> TASK TO COMPLETE: Every line below that holds the string "Company" should be copied out.

> SOURCE MATERIAL:
= = = =
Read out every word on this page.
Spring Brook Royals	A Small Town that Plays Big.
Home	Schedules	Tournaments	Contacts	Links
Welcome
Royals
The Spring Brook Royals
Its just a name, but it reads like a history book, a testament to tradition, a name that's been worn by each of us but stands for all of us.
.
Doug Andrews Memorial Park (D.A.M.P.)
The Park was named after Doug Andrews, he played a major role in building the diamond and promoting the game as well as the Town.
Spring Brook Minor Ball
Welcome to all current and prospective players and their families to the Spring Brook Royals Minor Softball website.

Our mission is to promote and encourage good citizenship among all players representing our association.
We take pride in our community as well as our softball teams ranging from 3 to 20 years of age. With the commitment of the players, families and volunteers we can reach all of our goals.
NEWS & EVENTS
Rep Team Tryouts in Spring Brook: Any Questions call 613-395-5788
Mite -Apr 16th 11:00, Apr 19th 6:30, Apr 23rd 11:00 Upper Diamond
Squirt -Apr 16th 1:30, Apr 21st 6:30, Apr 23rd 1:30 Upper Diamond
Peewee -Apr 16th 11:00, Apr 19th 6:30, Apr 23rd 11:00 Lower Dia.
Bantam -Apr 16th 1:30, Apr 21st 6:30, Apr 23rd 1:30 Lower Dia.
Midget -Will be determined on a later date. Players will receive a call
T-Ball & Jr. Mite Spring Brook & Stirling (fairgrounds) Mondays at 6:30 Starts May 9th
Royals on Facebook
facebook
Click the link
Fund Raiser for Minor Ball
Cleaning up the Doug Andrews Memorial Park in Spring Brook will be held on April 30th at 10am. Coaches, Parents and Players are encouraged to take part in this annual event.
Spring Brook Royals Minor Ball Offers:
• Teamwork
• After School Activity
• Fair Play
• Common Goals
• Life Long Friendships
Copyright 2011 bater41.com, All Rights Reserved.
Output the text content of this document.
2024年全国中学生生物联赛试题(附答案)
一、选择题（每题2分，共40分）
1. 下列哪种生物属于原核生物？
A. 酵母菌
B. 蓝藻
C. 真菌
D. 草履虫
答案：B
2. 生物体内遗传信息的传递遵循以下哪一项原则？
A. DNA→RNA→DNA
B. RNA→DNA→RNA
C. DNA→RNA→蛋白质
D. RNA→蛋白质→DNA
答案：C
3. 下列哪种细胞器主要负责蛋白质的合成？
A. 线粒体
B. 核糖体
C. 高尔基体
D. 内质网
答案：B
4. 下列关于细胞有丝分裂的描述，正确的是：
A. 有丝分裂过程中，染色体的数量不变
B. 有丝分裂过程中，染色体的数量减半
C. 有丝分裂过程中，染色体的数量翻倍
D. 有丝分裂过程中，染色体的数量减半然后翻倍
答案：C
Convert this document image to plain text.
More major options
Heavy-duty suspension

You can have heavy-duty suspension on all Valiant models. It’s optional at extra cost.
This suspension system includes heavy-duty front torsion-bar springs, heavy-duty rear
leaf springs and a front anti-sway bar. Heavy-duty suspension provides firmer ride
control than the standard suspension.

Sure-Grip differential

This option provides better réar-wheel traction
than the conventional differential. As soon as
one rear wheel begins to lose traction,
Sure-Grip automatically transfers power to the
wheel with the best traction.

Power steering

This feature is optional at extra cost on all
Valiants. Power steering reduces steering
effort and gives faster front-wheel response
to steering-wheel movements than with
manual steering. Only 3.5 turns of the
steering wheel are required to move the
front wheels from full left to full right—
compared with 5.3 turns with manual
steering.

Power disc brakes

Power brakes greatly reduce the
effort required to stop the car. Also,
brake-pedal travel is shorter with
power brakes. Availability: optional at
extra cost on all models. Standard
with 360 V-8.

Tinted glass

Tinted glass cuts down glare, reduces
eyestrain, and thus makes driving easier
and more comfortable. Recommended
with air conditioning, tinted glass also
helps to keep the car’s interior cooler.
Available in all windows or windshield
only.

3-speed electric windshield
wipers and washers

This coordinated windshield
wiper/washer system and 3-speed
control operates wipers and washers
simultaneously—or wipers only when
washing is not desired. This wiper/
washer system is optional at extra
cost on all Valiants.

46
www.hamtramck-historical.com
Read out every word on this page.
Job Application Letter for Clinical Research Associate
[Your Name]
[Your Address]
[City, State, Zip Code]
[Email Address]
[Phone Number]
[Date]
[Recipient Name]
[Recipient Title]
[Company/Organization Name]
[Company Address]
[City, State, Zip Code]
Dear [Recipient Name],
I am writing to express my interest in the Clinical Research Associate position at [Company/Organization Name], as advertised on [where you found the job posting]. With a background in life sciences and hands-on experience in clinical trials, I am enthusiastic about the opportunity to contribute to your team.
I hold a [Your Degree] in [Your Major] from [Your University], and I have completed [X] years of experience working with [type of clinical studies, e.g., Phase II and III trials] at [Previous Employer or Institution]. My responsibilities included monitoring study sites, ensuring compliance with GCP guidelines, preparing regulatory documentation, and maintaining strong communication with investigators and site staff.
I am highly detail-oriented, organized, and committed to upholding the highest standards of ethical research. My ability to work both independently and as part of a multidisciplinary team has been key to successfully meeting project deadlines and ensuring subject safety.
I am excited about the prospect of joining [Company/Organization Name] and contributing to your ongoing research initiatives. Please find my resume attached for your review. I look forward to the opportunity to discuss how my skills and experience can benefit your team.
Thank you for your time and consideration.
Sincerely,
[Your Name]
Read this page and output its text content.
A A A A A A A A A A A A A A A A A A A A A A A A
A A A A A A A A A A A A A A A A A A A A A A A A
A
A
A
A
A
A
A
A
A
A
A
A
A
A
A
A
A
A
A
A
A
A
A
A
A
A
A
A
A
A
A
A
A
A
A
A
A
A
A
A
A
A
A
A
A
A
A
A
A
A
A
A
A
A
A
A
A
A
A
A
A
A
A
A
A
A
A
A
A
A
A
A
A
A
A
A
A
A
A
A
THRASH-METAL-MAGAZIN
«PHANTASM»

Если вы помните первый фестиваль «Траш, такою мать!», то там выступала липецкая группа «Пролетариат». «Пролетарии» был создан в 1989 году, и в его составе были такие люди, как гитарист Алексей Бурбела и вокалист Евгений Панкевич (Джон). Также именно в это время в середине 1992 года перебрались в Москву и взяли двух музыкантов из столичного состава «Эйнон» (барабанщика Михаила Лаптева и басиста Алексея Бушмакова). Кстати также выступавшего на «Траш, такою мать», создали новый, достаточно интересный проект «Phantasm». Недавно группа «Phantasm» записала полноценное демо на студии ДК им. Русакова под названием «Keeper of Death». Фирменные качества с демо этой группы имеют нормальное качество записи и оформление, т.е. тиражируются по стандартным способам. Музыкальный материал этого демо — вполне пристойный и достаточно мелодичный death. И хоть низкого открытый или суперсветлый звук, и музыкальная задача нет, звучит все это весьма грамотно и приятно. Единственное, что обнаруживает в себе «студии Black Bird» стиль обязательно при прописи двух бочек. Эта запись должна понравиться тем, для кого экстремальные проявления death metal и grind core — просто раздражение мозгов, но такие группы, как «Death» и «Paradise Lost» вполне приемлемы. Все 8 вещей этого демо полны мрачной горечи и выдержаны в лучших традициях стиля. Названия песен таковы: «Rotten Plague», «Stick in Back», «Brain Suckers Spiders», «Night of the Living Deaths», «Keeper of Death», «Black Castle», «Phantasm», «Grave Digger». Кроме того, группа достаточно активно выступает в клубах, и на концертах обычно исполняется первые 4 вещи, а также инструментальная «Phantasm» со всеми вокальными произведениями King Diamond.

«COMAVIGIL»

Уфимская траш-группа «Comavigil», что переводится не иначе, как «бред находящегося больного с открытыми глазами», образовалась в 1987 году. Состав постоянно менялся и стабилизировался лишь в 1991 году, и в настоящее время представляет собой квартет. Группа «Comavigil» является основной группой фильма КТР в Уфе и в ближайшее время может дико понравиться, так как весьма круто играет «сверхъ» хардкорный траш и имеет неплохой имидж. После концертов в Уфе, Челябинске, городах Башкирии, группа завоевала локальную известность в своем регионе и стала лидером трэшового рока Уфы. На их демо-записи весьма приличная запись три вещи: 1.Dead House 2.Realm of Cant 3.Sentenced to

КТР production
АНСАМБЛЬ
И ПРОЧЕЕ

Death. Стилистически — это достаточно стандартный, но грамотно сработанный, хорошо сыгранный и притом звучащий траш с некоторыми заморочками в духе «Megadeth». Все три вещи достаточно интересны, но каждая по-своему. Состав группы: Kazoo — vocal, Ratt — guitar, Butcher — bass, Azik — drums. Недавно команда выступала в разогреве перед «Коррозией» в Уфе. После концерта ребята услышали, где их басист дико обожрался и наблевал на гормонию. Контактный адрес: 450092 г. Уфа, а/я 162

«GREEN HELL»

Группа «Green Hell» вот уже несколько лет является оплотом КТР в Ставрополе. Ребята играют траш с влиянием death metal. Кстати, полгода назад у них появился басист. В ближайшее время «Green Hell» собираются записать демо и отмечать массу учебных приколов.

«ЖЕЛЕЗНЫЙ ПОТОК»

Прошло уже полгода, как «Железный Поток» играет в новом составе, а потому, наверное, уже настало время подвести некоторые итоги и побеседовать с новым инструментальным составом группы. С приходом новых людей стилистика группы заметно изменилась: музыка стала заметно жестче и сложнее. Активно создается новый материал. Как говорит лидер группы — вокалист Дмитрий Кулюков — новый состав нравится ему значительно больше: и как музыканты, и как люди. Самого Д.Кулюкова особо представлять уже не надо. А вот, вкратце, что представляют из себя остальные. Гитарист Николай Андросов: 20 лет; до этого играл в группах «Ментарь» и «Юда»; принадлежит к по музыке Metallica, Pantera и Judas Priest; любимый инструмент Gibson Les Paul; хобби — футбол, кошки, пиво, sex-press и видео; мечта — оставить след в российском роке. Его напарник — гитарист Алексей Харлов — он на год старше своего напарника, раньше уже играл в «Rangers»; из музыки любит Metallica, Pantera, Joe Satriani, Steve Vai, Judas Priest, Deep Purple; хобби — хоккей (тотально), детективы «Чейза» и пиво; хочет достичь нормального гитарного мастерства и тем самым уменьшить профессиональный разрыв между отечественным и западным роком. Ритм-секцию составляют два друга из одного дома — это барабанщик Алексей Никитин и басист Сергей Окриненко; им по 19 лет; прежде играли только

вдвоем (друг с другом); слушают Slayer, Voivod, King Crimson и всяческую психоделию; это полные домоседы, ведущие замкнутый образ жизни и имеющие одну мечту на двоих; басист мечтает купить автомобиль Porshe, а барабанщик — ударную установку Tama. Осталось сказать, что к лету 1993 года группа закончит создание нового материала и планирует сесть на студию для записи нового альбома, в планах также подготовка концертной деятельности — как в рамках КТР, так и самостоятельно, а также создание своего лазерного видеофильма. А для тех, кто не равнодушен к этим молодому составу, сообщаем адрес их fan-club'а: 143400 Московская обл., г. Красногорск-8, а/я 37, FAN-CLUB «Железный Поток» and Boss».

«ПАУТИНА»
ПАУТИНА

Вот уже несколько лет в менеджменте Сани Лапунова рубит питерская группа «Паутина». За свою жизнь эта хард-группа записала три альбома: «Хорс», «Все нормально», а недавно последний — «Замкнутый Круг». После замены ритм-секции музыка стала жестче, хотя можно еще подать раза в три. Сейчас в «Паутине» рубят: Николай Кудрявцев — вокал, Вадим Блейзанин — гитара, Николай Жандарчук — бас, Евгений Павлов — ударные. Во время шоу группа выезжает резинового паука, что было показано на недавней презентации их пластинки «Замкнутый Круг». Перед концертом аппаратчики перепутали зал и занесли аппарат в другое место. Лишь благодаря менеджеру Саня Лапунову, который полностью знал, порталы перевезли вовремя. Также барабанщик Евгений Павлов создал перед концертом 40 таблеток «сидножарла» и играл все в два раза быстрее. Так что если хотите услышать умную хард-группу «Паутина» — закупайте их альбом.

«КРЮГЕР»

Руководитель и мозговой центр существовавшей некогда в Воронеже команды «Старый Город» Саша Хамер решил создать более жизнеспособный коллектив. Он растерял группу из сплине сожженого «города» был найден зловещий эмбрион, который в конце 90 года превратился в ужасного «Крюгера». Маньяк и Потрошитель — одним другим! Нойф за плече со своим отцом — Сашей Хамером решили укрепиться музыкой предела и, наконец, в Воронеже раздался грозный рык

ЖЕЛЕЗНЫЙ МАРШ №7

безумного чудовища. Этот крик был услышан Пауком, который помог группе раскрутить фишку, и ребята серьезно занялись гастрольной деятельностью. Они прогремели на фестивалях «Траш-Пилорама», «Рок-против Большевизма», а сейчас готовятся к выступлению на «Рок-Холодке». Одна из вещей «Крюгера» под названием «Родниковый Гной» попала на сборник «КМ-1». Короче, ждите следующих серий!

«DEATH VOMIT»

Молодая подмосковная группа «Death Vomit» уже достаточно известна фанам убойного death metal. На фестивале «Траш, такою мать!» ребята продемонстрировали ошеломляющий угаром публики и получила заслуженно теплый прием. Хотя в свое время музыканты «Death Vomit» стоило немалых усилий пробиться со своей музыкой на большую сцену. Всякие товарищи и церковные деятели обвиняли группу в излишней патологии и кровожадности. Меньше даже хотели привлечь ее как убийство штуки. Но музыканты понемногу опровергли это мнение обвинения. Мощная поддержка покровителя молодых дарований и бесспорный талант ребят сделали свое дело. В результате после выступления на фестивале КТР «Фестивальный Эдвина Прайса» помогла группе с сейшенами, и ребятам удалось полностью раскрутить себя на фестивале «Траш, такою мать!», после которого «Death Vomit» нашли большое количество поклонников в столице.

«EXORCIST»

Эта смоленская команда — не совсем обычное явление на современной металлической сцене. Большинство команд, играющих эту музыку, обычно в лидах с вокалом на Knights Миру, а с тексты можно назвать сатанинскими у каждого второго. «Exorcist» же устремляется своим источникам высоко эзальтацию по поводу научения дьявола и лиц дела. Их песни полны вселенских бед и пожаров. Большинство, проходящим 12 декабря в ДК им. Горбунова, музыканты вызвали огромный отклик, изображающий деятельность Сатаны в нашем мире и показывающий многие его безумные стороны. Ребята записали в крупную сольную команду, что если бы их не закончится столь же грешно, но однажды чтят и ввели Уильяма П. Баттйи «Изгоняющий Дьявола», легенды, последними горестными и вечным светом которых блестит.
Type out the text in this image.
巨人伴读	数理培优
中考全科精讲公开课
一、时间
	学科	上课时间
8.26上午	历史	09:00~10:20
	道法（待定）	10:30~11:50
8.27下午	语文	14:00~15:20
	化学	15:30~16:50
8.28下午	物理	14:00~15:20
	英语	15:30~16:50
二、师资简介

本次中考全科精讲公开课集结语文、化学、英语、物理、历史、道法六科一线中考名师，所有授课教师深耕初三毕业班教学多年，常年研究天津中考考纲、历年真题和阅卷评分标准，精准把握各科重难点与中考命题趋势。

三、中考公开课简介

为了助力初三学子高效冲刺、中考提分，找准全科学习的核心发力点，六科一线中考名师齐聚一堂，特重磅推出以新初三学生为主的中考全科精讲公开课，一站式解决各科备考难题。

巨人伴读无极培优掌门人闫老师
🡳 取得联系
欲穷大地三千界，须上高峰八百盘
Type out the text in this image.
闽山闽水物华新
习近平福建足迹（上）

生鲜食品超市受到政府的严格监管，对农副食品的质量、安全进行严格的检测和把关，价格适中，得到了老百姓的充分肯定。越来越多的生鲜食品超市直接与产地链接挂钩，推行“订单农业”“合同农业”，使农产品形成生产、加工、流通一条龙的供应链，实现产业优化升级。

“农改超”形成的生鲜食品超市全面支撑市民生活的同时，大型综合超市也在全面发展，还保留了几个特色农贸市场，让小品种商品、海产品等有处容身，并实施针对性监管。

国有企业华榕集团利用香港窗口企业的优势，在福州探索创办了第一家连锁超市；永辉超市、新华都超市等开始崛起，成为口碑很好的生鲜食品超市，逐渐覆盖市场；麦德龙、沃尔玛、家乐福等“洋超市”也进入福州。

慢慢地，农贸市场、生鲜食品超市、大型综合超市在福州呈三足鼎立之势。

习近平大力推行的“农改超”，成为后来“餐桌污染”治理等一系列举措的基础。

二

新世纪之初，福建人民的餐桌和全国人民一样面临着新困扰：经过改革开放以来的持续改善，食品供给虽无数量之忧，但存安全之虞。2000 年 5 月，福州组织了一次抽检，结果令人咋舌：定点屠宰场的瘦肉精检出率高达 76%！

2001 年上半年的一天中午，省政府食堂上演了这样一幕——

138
= = = =
> OUTPUT OF THE TASK:
[Company/Organization Name]
[Company Address]
I am writing to express my interest in the Clinical Research Associate position at [Company/Organization Name], as advertised on [where you found the job posting]. With a background in life sciences and hands-on experience in clinical trials, I am enthusiastic about the opportunity to contribute to your team.
I am excited about the prospect of joining [Company/Organization Name] and contributing to your ongoing research initiatives. Please find my resume attached for your review. I look forward to the opportunity to discuss how my skills and experience can benefit your team.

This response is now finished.